- [Written request] Below is a set of records. Repeat all of them exactly.

===== Stored data

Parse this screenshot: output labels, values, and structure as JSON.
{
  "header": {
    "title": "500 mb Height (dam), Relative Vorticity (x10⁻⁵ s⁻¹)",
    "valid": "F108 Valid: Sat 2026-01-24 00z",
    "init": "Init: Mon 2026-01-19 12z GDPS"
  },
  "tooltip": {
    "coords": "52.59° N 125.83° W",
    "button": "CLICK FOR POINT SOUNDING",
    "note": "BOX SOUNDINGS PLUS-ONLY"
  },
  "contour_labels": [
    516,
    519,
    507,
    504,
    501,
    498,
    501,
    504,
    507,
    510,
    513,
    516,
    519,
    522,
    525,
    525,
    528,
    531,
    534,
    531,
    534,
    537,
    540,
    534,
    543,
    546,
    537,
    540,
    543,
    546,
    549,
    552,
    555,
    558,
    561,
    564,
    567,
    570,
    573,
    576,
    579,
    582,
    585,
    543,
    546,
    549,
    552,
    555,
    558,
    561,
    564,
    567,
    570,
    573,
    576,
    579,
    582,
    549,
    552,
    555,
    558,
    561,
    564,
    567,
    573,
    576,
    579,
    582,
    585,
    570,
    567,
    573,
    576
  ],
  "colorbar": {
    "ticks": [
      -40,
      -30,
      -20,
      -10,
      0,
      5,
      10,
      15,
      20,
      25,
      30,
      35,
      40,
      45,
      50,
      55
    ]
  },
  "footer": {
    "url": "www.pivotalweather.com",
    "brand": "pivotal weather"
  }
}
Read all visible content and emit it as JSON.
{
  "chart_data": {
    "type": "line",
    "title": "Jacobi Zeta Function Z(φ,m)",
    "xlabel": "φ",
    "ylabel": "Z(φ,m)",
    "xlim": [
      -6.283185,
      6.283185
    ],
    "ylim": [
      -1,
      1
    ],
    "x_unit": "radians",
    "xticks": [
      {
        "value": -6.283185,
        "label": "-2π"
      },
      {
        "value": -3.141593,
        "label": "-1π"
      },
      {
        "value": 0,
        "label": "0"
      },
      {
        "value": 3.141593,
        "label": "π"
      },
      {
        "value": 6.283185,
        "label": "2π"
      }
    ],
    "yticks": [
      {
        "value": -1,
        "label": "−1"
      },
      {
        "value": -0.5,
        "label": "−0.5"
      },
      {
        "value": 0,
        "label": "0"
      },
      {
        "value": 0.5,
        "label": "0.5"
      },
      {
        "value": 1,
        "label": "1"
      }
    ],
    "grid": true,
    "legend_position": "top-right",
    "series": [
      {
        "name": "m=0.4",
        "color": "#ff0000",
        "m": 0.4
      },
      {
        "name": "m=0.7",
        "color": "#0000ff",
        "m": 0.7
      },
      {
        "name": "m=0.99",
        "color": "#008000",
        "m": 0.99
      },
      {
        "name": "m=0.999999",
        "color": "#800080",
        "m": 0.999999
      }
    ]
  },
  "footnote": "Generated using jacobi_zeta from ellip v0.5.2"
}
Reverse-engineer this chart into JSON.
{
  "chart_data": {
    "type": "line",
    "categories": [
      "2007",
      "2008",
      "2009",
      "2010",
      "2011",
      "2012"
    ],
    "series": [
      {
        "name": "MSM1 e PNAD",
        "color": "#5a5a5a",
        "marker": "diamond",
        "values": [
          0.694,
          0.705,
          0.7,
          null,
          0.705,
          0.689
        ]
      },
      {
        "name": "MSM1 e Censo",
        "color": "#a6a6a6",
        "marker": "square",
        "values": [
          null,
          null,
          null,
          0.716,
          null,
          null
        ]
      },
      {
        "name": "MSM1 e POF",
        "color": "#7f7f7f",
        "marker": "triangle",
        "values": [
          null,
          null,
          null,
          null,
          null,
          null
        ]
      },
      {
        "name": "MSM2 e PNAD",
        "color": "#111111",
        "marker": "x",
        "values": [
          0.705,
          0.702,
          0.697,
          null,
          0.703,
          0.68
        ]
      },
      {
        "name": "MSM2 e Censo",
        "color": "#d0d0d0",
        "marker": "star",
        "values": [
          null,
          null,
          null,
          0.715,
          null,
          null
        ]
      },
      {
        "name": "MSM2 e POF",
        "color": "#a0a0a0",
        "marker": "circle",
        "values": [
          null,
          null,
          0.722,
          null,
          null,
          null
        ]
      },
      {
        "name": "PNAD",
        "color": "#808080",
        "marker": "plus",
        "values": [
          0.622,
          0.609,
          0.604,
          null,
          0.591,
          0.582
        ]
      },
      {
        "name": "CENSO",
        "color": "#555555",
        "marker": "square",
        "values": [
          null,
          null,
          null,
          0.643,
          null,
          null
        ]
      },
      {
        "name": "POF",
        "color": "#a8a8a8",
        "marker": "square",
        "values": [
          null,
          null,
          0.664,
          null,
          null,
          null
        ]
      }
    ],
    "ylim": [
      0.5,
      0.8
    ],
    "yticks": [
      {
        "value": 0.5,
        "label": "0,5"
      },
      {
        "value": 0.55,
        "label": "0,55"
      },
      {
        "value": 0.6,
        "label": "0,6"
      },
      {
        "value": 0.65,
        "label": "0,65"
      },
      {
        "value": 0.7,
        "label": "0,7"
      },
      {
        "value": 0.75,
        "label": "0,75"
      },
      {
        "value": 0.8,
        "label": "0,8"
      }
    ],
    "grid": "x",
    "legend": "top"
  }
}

==========

- [Response]
Parse this screenshot: output labels, values, and structure as JSON.
{
  "header": {
    "title": "500 mb Height (dam), Relative Vorticity (x10⁻⁵ s⁻¹)",
    "valid": "F108 Valid: Sat 2026-01-24 00z",
    "init": "Init: Mon 2026-01-19 12z GDPS"
  },
  "tooltip": {
    "coords": "52.59° N 125.83° W",
    "button": "CLICK FOR POINT SOUNDING",
    "note": "BOX SOUNDINGS PLUS-ONLY"
  },
  "contour_labels": [
    516,
    519,
    507,
    504,
    501,
    498,
    501,
    504,
    507,
    510,
    513,
    516,
    519,
    522,
    525,
    525,
    528,
    531,
    534,
    531,
    534,
    537,
    540,
    534,
    543,
    546,
    537,
    540,
    543,
    546,
    549,
    552,
    555,
    558,
    561,
    564,
    567,
    570,
    573,
    576,
    579,
    582,
    585,
    543,
    546,
    549,
    552,
    555,
    558,
    561,
    564,
    567,
    570,
    573,
    576,
    579,
    582,
    549,
    552,
    555,
    558,
    561,
    564,
    567,
    573,
    576,
    579,
    582,
    585,
    570,
    567,
    573,
    576
  ],
  "colorbar": {
    "ticks": [
      -40,
      -30,
      -20,
      -10,
      0,
      5,
      10,
      15,
      20,
      25,
      30,
      35,
      40,
      45,
      50,
      55
    ]
  },
  "footer": {
    "url": "www.pivotalweather.com",
    "brand": "pivotal weather"
  }
}
Read all visible content and emit it as JSON.
{
  "chart_data": {
    "type": "line",
    "title": "Jacobi Zeta Function Z(φ,m)",
    "xlabel": "φ",
    "ylabel": "Z(φ,m)",
    "xlim": [
      -6.283185,
      6.283185
    ],
    "ylim": [
      -1,
      1
    ],
    "x_unit": "radians",
    "xticks": [
      {
        "value": -6.283185,
        "label": "-2π"
      },
      {
        "value": -3.141593,
        "label": "-1π"
      },
      {
        "value": 0,
        "label": "0"
      },
      {
        "value": 3.141593,
        "label": "π"
      },
      {
        "value": 6.283185,
        "label": "2π"
      }
    ],
    "yticks": [
      {
        "value": -1,
        "label": "−1"
      },
      {
        "value": -0.5,
        "label": "−0.5"
      },
      {
        "value": 0,
        "label": "0"
      },
      {
        "value": 0.5,
        "label": "0.5"
      },
      {
        "value": 1,
        "label": "1"
      }
    ],
    "grid": true,
    "legend_position": "top-right",
    "series": [
      {
        "name": "m=0.4",
        "color": "#ff0000",
        "m": 0.4
      },
      {
        "name": "m=0.7",
        "color": "#0000ff",
        "m": 0.7
      },
      {
        "name": "m=0.99",
        "color": "#008000",
        "m": 0.99
      },
      {
        "name": "m=0.999999",
        "color": "#800080",
        "m": 0.999999
      }
    ]
  },
  "footnote": "Generated using jacobi_zeta from ellip v0.5.2"
}
Reverse-engineer this chart into JSON.
{
  "chart_data": {
    "type": "line",
    "categories": [
      "2007",
      "2008",
      "2009",
      "2010",
      "2011",
      "2012"
    ],
    "series": [
      {
        "name": "MSM1 e PNAD",
        "color": "#5a5a5a",
        "marker": "diamond",
        "values": [
          0.694,
          0.705,
          0.7,
          null,
          0.705,
          0.689
        ]
      },
      {
        "name": "MSM1 e Censo",
        "color": "#a6a6a6",
        "marker": "square",
        "values": [
          null,
          null,
          null,
          0.716,
          null,
          null
        ]
      },
      {
        "name": "MSM1 e POF",
        "color": "#7f7f7f",
        "marker": "triangle",
        "values": [
          null,
          null,
          null,
          null,
          null,
          null
        ]
      },
      {
        "name": "MSM2 e PNAD",
        "color": "#111111",
        "marker": "x",
        "values": [
          0.705,
          0.702,
          0.697,
          null,
          0.703,
          0.68
        ]
      },
      {
        "name": "MSM2 e Censo",
        "color": "#d0d0d0",
        "marker": "star",
        "values": [
          null,
          null,
          null,
          0.715,
          null,
          null
        ]
      },
      {
        "name": "MSM2 e POF",
        "color": "#a0a0a0",
        "marker": "circle",
        "values": [
          null,
          null,
          0.722,
          null,
          null,
          null
        ]
      },
      {
        "name": "PNAD",
        "color": "#808080",
        "marker": "plus",
        "values": [
          0.622,
          0.609,
          0.604,
          null,
          0.591,
          0.582
        ]
      },
      {
        "name": "CENSO",
        "color": "#555555",
        "marker": "square",
        "values": [
          null,
          null,
          null,
          0.643,
          null,
          null
        ]
      },
      {
        "name": "POF",
        "color": "#a8a8a8",
        "marker": "square",
        "values": [
          null,
          null,
          0.664,
          null,
          null,
          null
        ]
      }
    ],
    "ylim": [
      0.5,
      0.8
    ],
    "yticks": [
      {
        "value": 0.5,
        "label": "0,5"
      },
      {
        "value": 0.55,
        "label": "0,55"
      },
      {
        "value": 0.6,
        "label": "0,6"
      },
      {
        "value": 0.65,
        "label": "0,65"
      },
      {
        "value": 0.7,
        "label": "0,7"
      },
      {
        "value": 0.75,
        "label": "0,75"
      },
      {
        "value": 0.8,
        "label": "0,8"
      }
    ],
    "grid": "x",
    "legend": "top"
  }
}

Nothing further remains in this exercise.